● **Request**: Rewrite the rows below, replacing "paragraph-text" with "body-text" wherever it appears and leaving everything else unchanged.

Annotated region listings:

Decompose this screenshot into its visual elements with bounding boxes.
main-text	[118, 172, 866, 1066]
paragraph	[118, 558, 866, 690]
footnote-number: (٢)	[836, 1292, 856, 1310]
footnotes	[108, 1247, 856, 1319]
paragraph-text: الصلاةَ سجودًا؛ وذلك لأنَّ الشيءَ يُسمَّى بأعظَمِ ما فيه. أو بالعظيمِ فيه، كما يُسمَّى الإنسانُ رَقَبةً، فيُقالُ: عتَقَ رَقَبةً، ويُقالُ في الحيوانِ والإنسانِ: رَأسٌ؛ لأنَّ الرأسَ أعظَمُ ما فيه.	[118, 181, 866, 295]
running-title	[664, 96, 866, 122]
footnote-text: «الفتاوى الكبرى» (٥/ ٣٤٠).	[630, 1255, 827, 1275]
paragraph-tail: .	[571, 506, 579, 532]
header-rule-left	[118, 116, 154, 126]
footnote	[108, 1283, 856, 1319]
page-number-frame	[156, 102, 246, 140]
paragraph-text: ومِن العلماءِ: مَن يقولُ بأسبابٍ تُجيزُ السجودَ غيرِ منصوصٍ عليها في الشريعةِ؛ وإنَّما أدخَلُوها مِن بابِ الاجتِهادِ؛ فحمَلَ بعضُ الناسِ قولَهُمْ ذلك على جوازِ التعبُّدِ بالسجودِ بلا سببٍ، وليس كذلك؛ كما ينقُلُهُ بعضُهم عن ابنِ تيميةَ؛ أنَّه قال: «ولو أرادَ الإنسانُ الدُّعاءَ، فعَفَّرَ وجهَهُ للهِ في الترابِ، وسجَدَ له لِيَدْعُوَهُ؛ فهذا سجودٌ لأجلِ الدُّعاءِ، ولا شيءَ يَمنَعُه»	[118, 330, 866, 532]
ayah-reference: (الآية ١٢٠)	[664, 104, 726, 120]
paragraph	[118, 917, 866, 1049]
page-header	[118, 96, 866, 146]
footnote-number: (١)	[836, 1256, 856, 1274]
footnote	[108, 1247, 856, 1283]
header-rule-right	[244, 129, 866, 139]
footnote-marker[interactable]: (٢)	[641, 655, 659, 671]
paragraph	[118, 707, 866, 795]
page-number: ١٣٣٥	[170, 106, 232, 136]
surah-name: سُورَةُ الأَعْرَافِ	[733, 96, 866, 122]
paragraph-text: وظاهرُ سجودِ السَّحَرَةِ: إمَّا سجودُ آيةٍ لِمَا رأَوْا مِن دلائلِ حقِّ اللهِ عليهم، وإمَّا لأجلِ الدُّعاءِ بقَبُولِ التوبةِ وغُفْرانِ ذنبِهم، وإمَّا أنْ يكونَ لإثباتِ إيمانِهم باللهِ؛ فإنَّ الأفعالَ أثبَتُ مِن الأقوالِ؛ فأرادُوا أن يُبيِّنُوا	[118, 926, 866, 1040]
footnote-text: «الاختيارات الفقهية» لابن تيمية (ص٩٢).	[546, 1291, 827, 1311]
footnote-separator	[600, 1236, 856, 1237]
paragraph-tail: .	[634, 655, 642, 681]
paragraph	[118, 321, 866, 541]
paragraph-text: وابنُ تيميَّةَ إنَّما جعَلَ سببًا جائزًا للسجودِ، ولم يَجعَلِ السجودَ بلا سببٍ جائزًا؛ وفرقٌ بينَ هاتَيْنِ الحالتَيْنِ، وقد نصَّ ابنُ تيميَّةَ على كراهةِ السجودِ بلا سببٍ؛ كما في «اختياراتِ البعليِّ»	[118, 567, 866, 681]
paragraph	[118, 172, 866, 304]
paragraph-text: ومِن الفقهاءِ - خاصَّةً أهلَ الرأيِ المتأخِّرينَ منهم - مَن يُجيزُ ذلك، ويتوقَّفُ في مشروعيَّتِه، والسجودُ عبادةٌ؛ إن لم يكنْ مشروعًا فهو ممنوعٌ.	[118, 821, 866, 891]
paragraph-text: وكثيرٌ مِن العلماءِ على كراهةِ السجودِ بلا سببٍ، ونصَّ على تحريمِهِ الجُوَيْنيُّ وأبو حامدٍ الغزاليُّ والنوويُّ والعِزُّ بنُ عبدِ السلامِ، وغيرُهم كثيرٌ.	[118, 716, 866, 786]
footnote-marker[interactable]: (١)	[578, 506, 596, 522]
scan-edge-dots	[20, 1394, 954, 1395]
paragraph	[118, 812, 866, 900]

● **Exercise answer**:
Decompose this screenshot into its visual elements with bounding boxes.
main-text	[118, 172, 866, 1066]
paragraph	[118, 558, 866, 690]
footnote-number: (٢)	[836, 1292, 856, 1310]
footnotes	[108, 1247, 856, 1319]
body-text: الصلاةَ سجودًا؛ وذلك لأنَّ الشيءَ يُسمَّى بأعظَمِ ما فيه. أو بالعظيمِ فيه، كما يُسمَّى الإنسانُ رَقَبةً، فيُقالُ: عتَقَ رَقَبةً، ويُقالُ في الحيوانِ والإنسانِ: رَأسٌ؛ لأنَّ الرأسَ أعظَمُ ما فيه.	[118, 181, 866, 295]
running-title	[664, 96, 866, 122]
footnote-text: «الفتاوى الكبرى» (٥/ ٣٤٠).	[630, 1255, 827, 1275]
paragraph-tail: .	[571, 506, 579, 532]
header-rule-left	[118, 116, 154, 126]
footnote	[108, 1283, 856, 1319]
page-number-frame	[156, 102, 246, 140]
body-text: ومِن العلماءِ: مَن يقولُ بأسبابٍ تُجيزُ السجودَ غيرِ منصوصٍ عليها في الشريعةِ؛ وإنَّما أدخَلُوها مِن بابِ الاجتِهادِ؛ فحمَلَ بعضُ الناسِ قولَهُمْ ذلك على جوازِ التعبُّدِ بالسجودِ بلا سببٍ، وليس كذلك؛ كما ينقُلُهُ بعضُهم عن ابنِ تيميةَ؛ أنَّه قال: «ولو أرادَ الإنسانُ الدُّعاءَ، فعَفَّرَ وجهَهُ للهِ في الترابِ، وسجَدَ له لِيَدْعُوَهُ؛ فهذا سجودٌ لأجلِ الدُّعاءِ، ولا شيءَ يَمنَعُه»	[118, 330, 866, 532]
ayah-reference: (الآية ١٢٠)	[664, 104, 726, 120]
paragraph	[118, 917, 866, 1049]
page-header	[118, 96, 866, 146]
footnote-number: (١)	[836, 1256, 856, 1274]
footnote	[108, 1247, 856, 1283]
header-rule-right	[244, 129, 866, 139]
footnote-marker[interactable]: (٢)	[641, 655, 659, 671]
paragraph	[118, 707, 866, 795]
page-number: ١٣٣٥	[170, 106, 232, 136]
surah-name: سُورَةُ الأَعْرَافِ	[733, 96, 866, 122]
body-text: وظاهرُ سجودِ السَّحَرَةِ: إمَّا سجودُ آيةٍ لِمَا رأَوْا مِن دلائلِ حقِّ اللهِ عليهم، وإمَّا لأجلِ الدُّعاءِ بقَبُولِ التوبةِ وغُفْرانِ ذنبِهم، وإمَّا أنْ يكونَ لإثباتِ إيمانِهم باللهِ؛ فإنَّ الأفعالَ أثبَتُ مِن الأقوالِ؛ فأرادُوا أن يُبيِّنُوا	[118, 926, 866, 1040]
footnote-text: «الاختيارات الفقهية» لابن تيمية (ص٩٢).	[546, 1291, 827, 1311]
footnote-separator	[600, 1236, 856, 1237]
paragraph-tail: .	[634, 655, 642, 681]
paragraph	[118, 321, 866, 541]
body-text: وابنُ تيميَّةَ إنَّما جعَلَ سببًا جائزًا للسجودِ، ولم يَجعَلِ السجودَ بلا سببٍ جائزًا؛ وفرقٌ بينَ هاتَيْنِ الحالتَيْنِ، وقد نصَّ ابنُ تيميَّةَ على كراهةِ السجودِ بلا سببٍ؛ كما في «اختياراتِ البعليِّ»	[118, 567, 866, 681]
paragraph	[118, 172, 866, 304]
body-text: ومِن الفقهاءِ - خاصَّةً أهلَ الرأيِ المتأخِّرينَ منهم - مَن يُجيزُ ذلك، ويتوقَّفُ في مشروعيَّتِه، والسجودُ عبادةٌ؛ إن لم يكنْ مشروعًا فهو ممنوعٌ.	[118, 821, 866, 891]
body-text: وكثيرٌ مِن العلماءِ على كراهةِ السجودِ بلا سببٍ، ونصَّ على تحريمِهِ الجُوَيْنيُّ وأبو حامدٍ الغزاليُّ والنوويُّ والعِزُّ بنُ عبدِ السلامِ، وغيرُهم كثيرٌ.	[118, 716, 866, 786]
footnote-marker[interactable]: (١)	[578, 506, 596, 522]
scan-edge-dots	[20, 1394, 954, 1395]
paragraph	[118, 812, 866, 900]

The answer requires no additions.